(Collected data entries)
◆ ◆ ◆ ◆ ◆ ◆ ◆

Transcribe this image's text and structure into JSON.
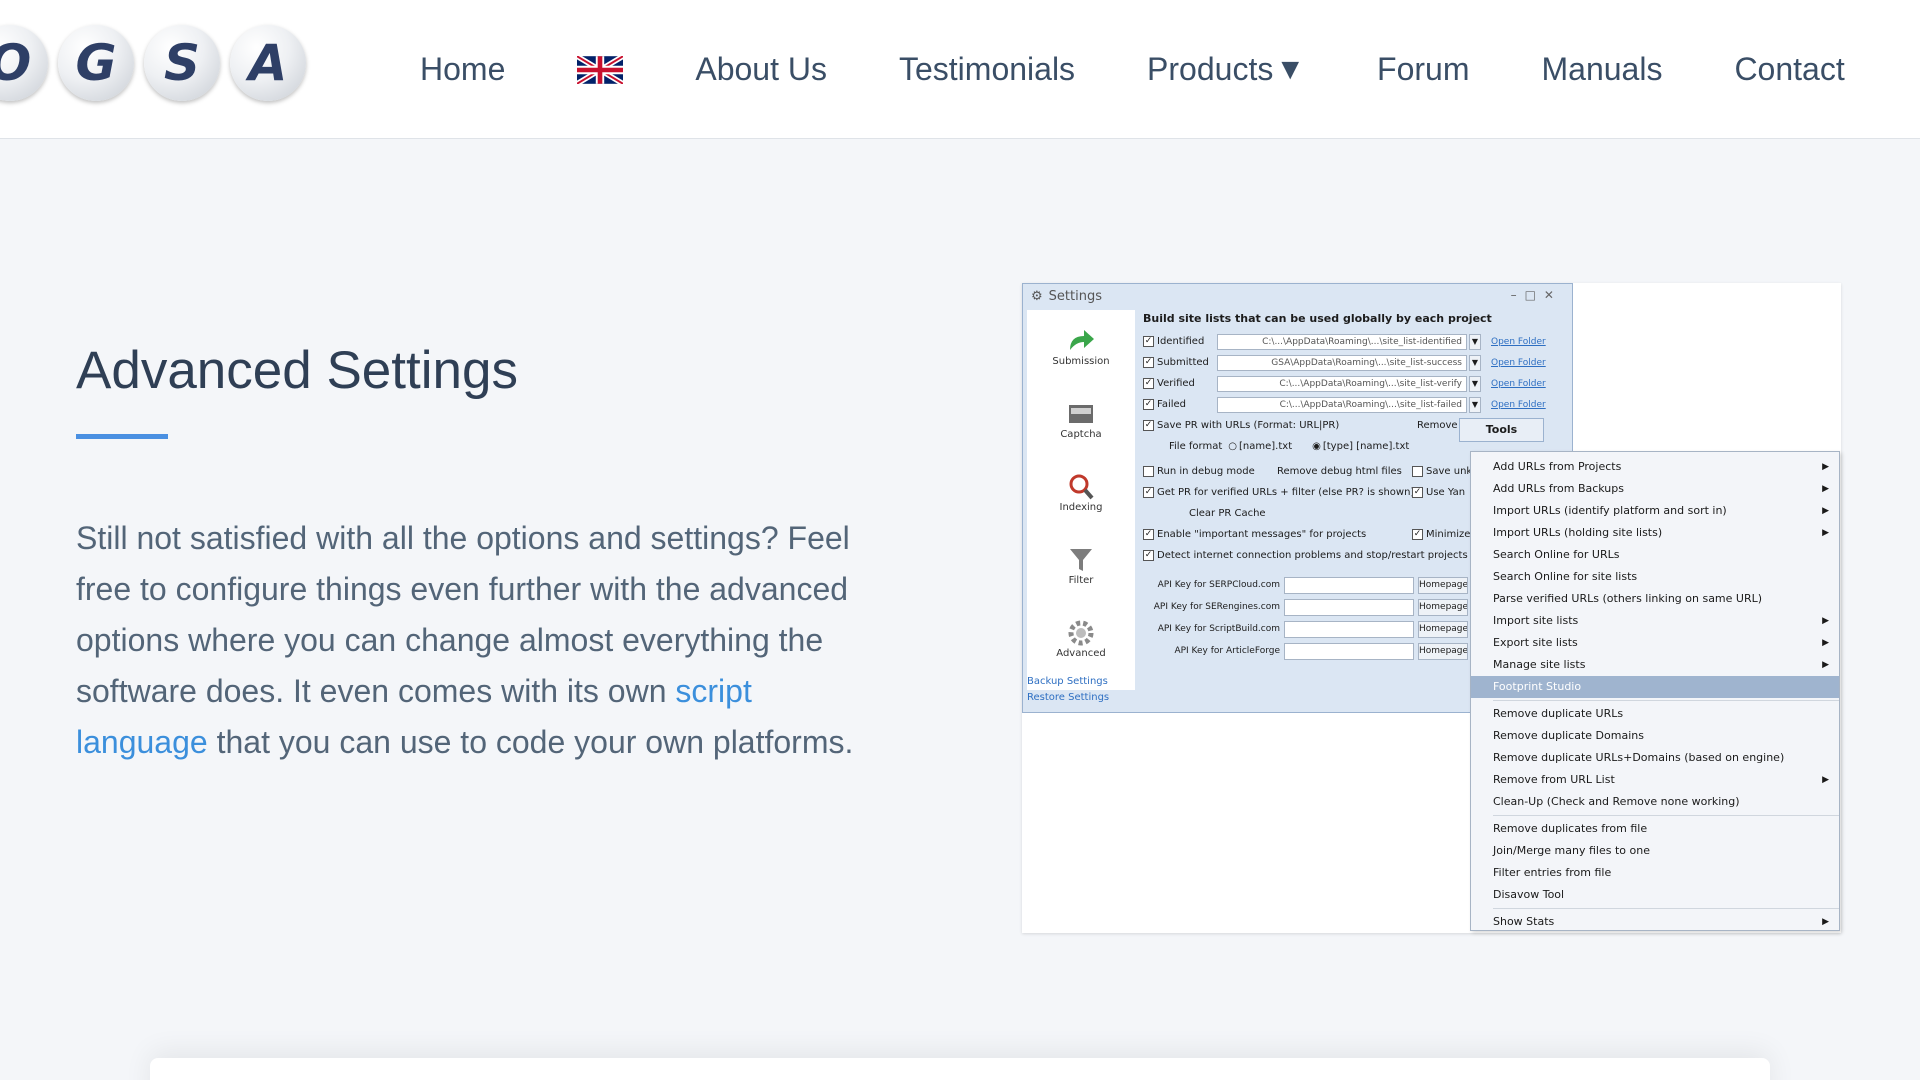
{
  "logo": {
    "letters": [
      "O",
      "G",
      "S",
      "A"
    ]
  },
  "nav": {
    "home": "Home",
    "about": "About Us",
    "testimonials": "Testimonials",
    "products": "Products",
    "forum": "Forum",
    "manuals": "Manuals",
    "contact": "Contact"
  },
  "section": {
    "title": "Advanced Settings",
    "body_before": "Still not satisfied with all the options and settings? Feel free to configure things even further with the advanced options where you can change almost everything the software does. It even comes with its own ",
    "link_text": "script language",
    "body_after": " that you can use to code your own platforms."
  },
  "screenshot": {
    "window_title": "Settings",
    "sidebar": [
      "Submission",
      "Captcha",
      "Indexing",
      "Filter",
      "Advanced"
    ],
    "sidebar_links": [
      "Backup Settings",
      "Restore Settings"
    ],
    "header": "Build site lists that can be used globally by each project",
    "lists": [
      {
        "label": "Identified",
        "path": "C:\\...\\AppData\\Roaming\\...\\site_list-identified"
      },
      {
        "label": "Submitted",
        "path": "GSA\\AppData\\Roaming\\...\\site_list-success"
      },
      {
        "label": "Verified",
        "path": "C:\\...\\AppData\\Roaming\\...\\site_list-verify"
      },
      {
        "label": "Failed",
        "path": "C:\\...\\AppData\\Roaming\\...\\site_list-failed"
      }
    ],
    "open_folder": "Open Folder",
    "save_pr": "Save PR with URLs (Format: URL|PR)",
    "remove": "Remove",
    "file_format": "File format",
    "fmt_a": "[name].txt",
    "fmt_b": "[type] [name].txt",
    "debug_mode": "Run in debug mode",
    "remove_debug": "Remove debug html files",
    "save_unk": "Save unk",
    "get_pr": "Get PR for verified URLs + filter (else PR? is shown)",
    "use_yan": "Use Yan",
    "clear_pr": "Clear PR Cache",
    "enable_msgs": "Enable \"important messages\" for projects",
    "minimize": "Minimize",
    "detect_net": "Detect internet connection problems and stop/restart projects",
    "api_keys": [
      {
        "label": "API Key for SERPCloud.com",
        "value": ""
      },
      {
        "label": "API Key for SERengines.com",
        "value": ""
      },
      {
        "label": "API Key for ScriptBuild.com",
        "value": ""
      },
      {
        "label": "API Key for ArticleForge",
        "value": ""
      }
    ],
    "homepage": "Homepage",
    "tools": "Tools",
    "menu": [
      {
        "label": "Add URLs from Projects",
        "arrow": true
      },
      {
        "label": "Add URLs from Backups",
        "arrow": true
      },
      {
        "label": "Import URLs (identify platform and sort in)",
        "arrow": true
      },
      {
        "label": "Import URLs (holding site lists)",
        "arrow": true
      },
      {
        "label": "Search Online for URLs",
        "arrow": false
      },
      {
        "label": "Search Online for site lists",
        "arrow": false
      },
      {
        "label": "Parse verified URLs (others linking on same URL)",
        "arrow": false
      },
      {
        "label": "Import site lists",
        "arrow": true
      },
      {
        "label": "Export site lists",
        "arrow": true
      },
      {
        "label": "Manage site lists",
        "arrow": true
      },
      {
        "label": "Footprint Studio",
        "arrow": false,
        "highlight": true
      },
      {
        "sep": true
      },
      {
        "label": "Remove duplicate URLs",
        "arrow": false
      },
      {
        "label": "Remove duplicate Domains",
        "arrow": false
      },
      {
        "label": "Remove duplicate URLs+Domains (based on engine)",
        "arrow": false
      },
      {
        "label": "Remove from URL List",
        "arrow": true
      },
      {
        "label": "Clean-Up (Check and Remove none working)",
        "arrow": false
      },
      {
        "sep": true
      },
      {
        "label": "Remove duplicates from file",
        "arrow": false
      },
      {
        "label": "Join/Merge many files to one",
        "arrow": false
      },
      {
        "label": "Filter entries from file",
        "arrow": false
      },
      {
        "label": "Disavow Tool",
        "arrow": false
      },
      {
        "sep": true
      },
      {
        "label": "Show Stats",
        "arrow": true
      }
    ]
  },
  "colors": {
    "accent": "#4a90e2",
    "link": "#3b8fdc",
    "title": "#2f3f55",
    "logo_text": "#2e3f66"
  },
  "icons": [
    "uk-flag-icon",
    "caret-down-icon",
    "arrow-right-icon",
    "captcha-icon",
    "indexing-icon",
    "filter-icon",
    "gear-icon"
  ]
}
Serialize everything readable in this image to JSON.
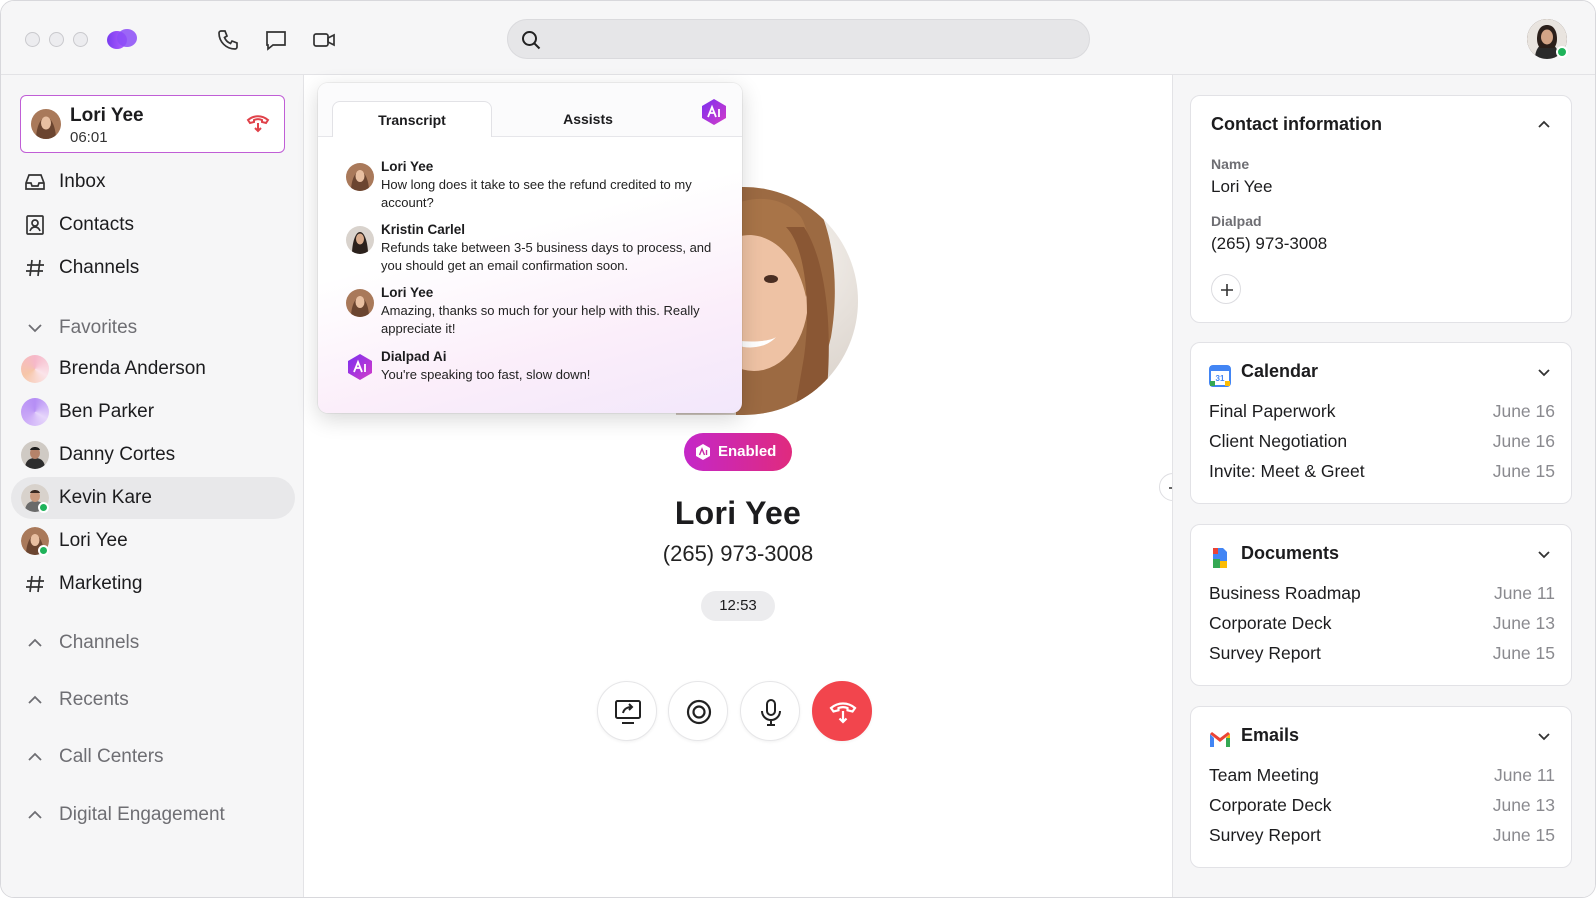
{
  "search": {
    "placeholder": ""
  },
  "colors": {
    "accent": "#c427c8",
    "end_call": "#f2454d",
    "presence": "#1fb35a"
  },
  "active_call": {
    "name": "Lori Yee",
    "duration": "06:01"
  },
  "sidebar": {
    "nav": [
      {
        "label": "Inbox",
        "icon": "inbox-icon"
      },
      {
        "label": "Contacts",
        "icon": "contacts-icon"
      },
      {
        "label": "Channels",
        "icon": "hash-icon"
      }
    ],
    "favorites_label": "Favorites",
    "favorites": [
      {
        "label": "Brenda Anderson"
      },
      {
        "label": "Ben Parker"
      },
      {
        "label": "Danny Cortes"
      },
      {
        "label": "Kevin Kare"
      },
      {
        "label": "Lori Yee"
      },
      {
        "label": "Marketing"
      }
    ],
    "sections": [
      "Channels",
      "Recents",
      "Call Centers",
      "Digital Engagement"
    ]
  },
  "transcript": {
    "tabs": [
      "Transcript",
      "Assists"
    ],
    "messages": [
      {
        "who": "Lori Yee",
        "text": "How long does it take to see the refund credited to my account?"
      },
      {
        "who": "Kristin Carlel",
        "text": "Refunds take between 3-5 business days to process, and you should get an email confirmation soon."
      },
      {
        "who": "Lori Yee",
        "text": "Amazing, thanks so much for your help with this. Really appreciate it!"
      },
      {
        "who": "Dialpad Ai",
        "text": "You're speaking too fast, slow down!"
      }
    ]
  },
  "call": {
    "ai_status": "Enabled",
    "name": "Lori Yee",
    "number": "(265) 973-3008",
    "timer": "12:53"
  },
  "contact_info": {
    "title": "Contact information",
    "name_label": "Name",
    "name_value": "Lori Yee",
    "dialpad_label": "Dialpad",
    "dialpad_value": "(265) 973-3008"
  },
  "calendar": {
    "title": "Calendar",
    "items": [
      {
        "title": "Final Paperwork",
        "date": "June 16"
      },
      {
        "title": "Client Negotiation",
        "date": "June 16"
      },
      {
        "title": "Invite: Meet & Greet",
        "date": "June 15"
      }
    ]
  },
  "documents": {
    "title": "Documents",
    "items": [
      {
        "title": "Business Roadmap",
        "date": "June 11"
      },
      {
        "title": "Corporate Deck",
        "date": "June 13"
      },
      {
        "title": "Survey Report",
        "date": "June 15"
      }
    ]
  },
  "emails": {
    "title": "Emails",
    "items": [
      {
        "title": "Team Meeting",
        "date": "June 11"
      },
      {
        "title": "Corporate Deck",
        "date": "June 13"
      },
      {
        "title": "Survey Report",
        "date": "June 15"
      }
    ]
  }
}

◆ ◆ ◆ ◆ ◆ ◆ ◆

[To be done] Write out the entries again, exactly as given, skipping any images.

[Exercise result]
Transcribe this image's text and structure into JSON.
{
  "logo": {
    "letters": [
      "O",
      "G",
      "S",
      "A"
    ]
  },
  "nav": {
    "home": "Home",
    "about": "About Us",
    "testimonials": "Testimonials",
    "products": "Products",
    "forum": "Forum",
    "manuals": "Manuals",
    "contact": "Contact"
  },
  "section": {
    "title": "Advanced Settings",
    "body_before": "Still not satisfied with all the options and settings? Feel free to configure things even further with the advanced options where you can change almost everything the software does. It even comes with its own ",
    "link_text": "script language",
    "body_after": " that you can use to code your own platforms."
  },
  "screenshot": {
    "window_title": "Settings",
    "sidebar": [
      "Submission",
      "Captcha",
      "Indexing",
      "Filter",
      "Advanced"
    ],
    "sidebar_links": [
      "Backup Settings",
      "Restore Settings"
    ],
    "header": "Build site lists that can be used globally by each project",
    "lists": [
      {
        "label": "Identified",
        "path": "C:\\...\\AppData\\Roaming\\...\\site_list-identified"
      },
      {
        "label": "Submitted",
        "path": "GSA\\AppData\\Roaming\\...\\site_list-success"
      },
      {
        "label": "Verified",
        "path": "C:\\...\\AppData\\Roaming\\...\\site_list-verify"
      },
      {
        "label": "Failed",
        "path": "C:\\...\\AppData\\Roaming\\...\\site_list-failed"
      }
    ],
    "open_folder": "Open Folder",
    "save_pr": "Save PR with URLs (Format: URL|PR)",
    "remove": "Remove",
    "file_format": "File format",
    "fmt_a": "[name].txt",
    "fmt_b": "[type] [name].txt",
    "debug_mode": "Run in debug mode",
    "remove_debug": "Remove debug html files",
    "save_unk": "Save unk",
    "get_pr": "Get PR for verified URLs + filter (else PR? is shown)",
    "use_yan": "Use Yan",
    "clear_pr": "Clear PR Cache",
    "enable_msgs": "Enable \"important messages\" for projects",
    "minimize": "Minimize",
    "detect_net": "Detect internet connection problems and stop/restart projects",
    "api_keys": [
      {
        "label": "API Key for SERPCloud.com",
        "value": ""
      },
      {
        "label": "API Key for SERengines.com",
        "value": ""
      },
      {
        "label": "API Key for ScriptBuild.com",
        "value": ""
      },
      {
        "label": "API Key for ArticleForge",
        "value": ""
      }
    ],
    "homepage": "Homepage",
    "tools": "Tools",
    "menu": [
      {
        "label": "Add URLs from Projects",
        "arrow": true
      },
      {
        "label": "Add URLs from Backups",
        "arrow": true
      },
      {
        "label": "Import URLs (identify platform and sort in)",
        "arrow": true
      },
      {
        "label": "Import URLs (holding site lists)",
        "arrow": true
      },
      {
        "label": "Search Online for URLs",
        "arrow": false
      },
      {
        "label": "Search Online for site lists",
        "arrow": false
      },
      {
        "label": "Parse verified URLs (others linking on same URL)",
        "arrow": false
      },
      {
        "label": "Import site lists",
        "arrow": true
      },
      {
        "label": "Export site lists",
        "arrow": true
      },
      {
        "label": "Manage site lists",
        "arrow": true
      },
      {
        "label": "Footprint Studio",
        "arrow": false,
        "highlight": true
      },
      {
        "sep": true
      },
      {
        "label": "Remove duplicate URLs",
        "arrow": false
      },
      {
        "label": "Remove duplicate Domains",
        "arrow": false
      },
      {
        "label": "Remove duplicate URLs+Domains (based on engine)",
        "arrow": false
      },
      {
        "label": "Remove from URL List",
        "arrow": true
      },
      {
        "label": "Clean-Up (Check and Remove none working)",
        "arrow": false
      },
      {
        "sep": true
      },
      {
        "label": "Remove duplicates from file",
        "arrow": false
      },
      {
        "label": "Join/Merge many files to one",
        "arrow": false
      },
      {
        "label": "Filter entries from file",
        "arrow": false
      },
      {
        "label": "Disavow Tool",
        "arrow": false
      },
      {
        "sep": true
      },
      {
        "label": "Show Stats",
        "arrow": true
      }
    ]
  },
  "colors": {
    "accent": "#4a90e2",
    "link": "#3b8fdc",
    "title": "#2f3f55",
    "logo_text": "#2e3f66"
  },
  "icons": [
    "uk-flag-icon",
    "caret-down-icon",
    "arrow-right-icon",
    "captcha-icon",
    "indexing-icon",
    "filter-icon",
    "gear-icon"
  ]
}
Serialize everything readable in this image to JSON.
{
  "search": {
    "placeholder": ""
  },
  "colors": {
    "accent": "#c427c8",
    "end_call": "#f2454d",
    "presence": "#1fb35a"
  },
  "active_call": {
    "name": "Lori Yee",
    "duration": "06:01"
  },
  "sidebar": {
    "nav": [
      {
        "label": "Inbox",
        "icon": "inbox-icon"
      },
      {
        "label": "Contacts",
        "icon": "contacts-icon"
      },
      {
        "label": "Channels",
        "icon": "hash-icon"
      }
    ],
    "favorites_label": "Favorites",
    "favorites": [
      {
        "label": "Brenda Anderson"
      },
      {
        "label": "Ben Parker"
      },
      {
        "label": "Danny Cortes"
      },
      {
        "label": "Kevin Kare"
      },
      {
        "label": "Lori Yee"
      },
      {
        "label": "Marketing"
      }
    ],
    "sections": [
      "Channels",
      "Recents",
      "Call Centers",
      "Digital Engagement"
    ]
  },
  "transcript": {
    "tabs": [
      "Transcript",
      "Assists"
    ],
    "messages": [
      {
        "who": "Lori Yee",
        "text": "How long does it take to see the refund credited to my account?"
      },
      {
        "who": "Kristin Carlel",
        "text": "Refunds take between 3-5 business days to process, and you should get an email confirmation soon."
      },
      {
        "who": "Lori Yee",
        "text": "Amazing, thanks so much for your help with this. Really appreciate it!"
      },
      {
        "who": "Dialpad Ai",
        "text": "You're speaking too fast, slow down!"
      }
    ]
  },
  "call": {
    "ai_status": "Enabled",
    "name": "Lori Yee",
    "number": "(265) 973-3008",
    "timer": "12:53"
  },
  "contact_info": {
    "title": "Contact information",
    "name_label": "Name",
    "name_value": "Lori Yee",
    "dialpad_label": "Dialpad",
    "dialpad_value": "(265) 973-3008"
  },
  "calendar": {
    "title": "Calendar",
    "items": [
      {
        "title": "Final Paperwork",
        "date": "June 16"
      },
      {
        "title": "Client Negotiation",
        "date": "June 16"
      },
      {
        "title": "Invite: Meet & Greet",
        "date": "June 15"
      }
    ]
  },
  "documents": {
    "title": "Documents",
    "items": [
      {
        "title": "Business Roadmap",
        "date": "June 11"
      },
      {
        "title": "Corporate Deck",
        "date": "June 13"
      },
      {
        "title": "Survey Report",
        "date": "June 15"
      }
    ]
  },
  "emails": {
    "title": "Emails",
    "items": [
      {
        "title": "Team Meeting",
        "date": "June 11"
      },
      {
        "title": "Corporate Deck",
        "date": "June 13"
      },
      {
        "title": "Survey Report",
        "date": "June 15"
      }
    ]
  }
}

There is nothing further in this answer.